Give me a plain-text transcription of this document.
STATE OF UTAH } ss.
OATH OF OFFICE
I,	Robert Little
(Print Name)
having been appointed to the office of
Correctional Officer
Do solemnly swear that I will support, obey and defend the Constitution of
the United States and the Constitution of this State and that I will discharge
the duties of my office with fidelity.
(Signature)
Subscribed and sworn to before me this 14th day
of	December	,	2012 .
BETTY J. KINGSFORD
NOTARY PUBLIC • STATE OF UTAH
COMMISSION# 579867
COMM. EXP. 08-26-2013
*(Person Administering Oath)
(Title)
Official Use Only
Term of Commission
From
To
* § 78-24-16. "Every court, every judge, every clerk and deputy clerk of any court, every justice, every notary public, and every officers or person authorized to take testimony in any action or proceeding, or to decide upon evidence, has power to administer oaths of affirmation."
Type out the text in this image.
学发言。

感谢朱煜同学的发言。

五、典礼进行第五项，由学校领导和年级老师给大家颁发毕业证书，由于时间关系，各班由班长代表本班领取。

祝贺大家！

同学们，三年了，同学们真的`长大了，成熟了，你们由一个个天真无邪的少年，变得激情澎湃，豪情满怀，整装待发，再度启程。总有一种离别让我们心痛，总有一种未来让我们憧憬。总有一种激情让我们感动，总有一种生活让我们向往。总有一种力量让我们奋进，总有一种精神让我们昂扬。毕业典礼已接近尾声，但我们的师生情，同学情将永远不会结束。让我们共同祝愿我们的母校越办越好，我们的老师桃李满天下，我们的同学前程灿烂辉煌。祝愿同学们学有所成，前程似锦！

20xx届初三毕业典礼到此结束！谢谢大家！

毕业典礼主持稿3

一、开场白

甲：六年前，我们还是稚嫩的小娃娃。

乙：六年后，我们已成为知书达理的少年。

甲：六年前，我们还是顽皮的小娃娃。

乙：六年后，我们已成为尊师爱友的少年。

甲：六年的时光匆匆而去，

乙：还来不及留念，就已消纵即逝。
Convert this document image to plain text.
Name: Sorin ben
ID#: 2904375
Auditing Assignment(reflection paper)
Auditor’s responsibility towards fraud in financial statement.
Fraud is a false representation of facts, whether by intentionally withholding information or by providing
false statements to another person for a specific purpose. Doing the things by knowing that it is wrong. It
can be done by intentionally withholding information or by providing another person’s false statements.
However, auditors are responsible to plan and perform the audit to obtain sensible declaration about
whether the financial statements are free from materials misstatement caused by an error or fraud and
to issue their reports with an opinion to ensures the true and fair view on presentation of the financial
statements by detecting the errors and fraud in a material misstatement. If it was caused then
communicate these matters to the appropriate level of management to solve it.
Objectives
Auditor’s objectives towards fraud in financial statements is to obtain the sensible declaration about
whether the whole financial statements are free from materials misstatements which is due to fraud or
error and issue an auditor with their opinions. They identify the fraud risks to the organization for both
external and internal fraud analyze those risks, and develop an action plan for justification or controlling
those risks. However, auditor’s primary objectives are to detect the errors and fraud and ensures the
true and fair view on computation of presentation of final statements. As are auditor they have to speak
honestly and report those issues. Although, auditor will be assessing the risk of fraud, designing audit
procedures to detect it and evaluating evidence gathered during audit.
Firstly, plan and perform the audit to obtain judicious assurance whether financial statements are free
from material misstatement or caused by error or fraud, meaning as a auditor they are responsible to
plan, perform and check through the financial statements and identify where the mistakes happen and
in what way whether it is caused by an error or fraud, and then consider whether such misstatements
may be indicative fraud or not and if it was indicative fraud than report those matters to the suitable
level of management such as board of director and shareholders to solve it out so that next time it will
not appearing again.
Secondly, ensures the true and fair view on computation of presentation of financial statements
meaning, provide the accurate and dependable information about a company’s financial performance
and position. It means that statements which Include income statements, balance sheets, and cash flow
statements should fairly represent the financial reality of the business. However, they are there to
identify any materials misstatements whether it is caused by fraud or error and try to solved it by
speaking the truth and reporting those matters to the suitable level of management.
━━━━
What you are asked to do — Among the entries above, how many lines hold the word "text"? Reply with only that number.

Written solution — 3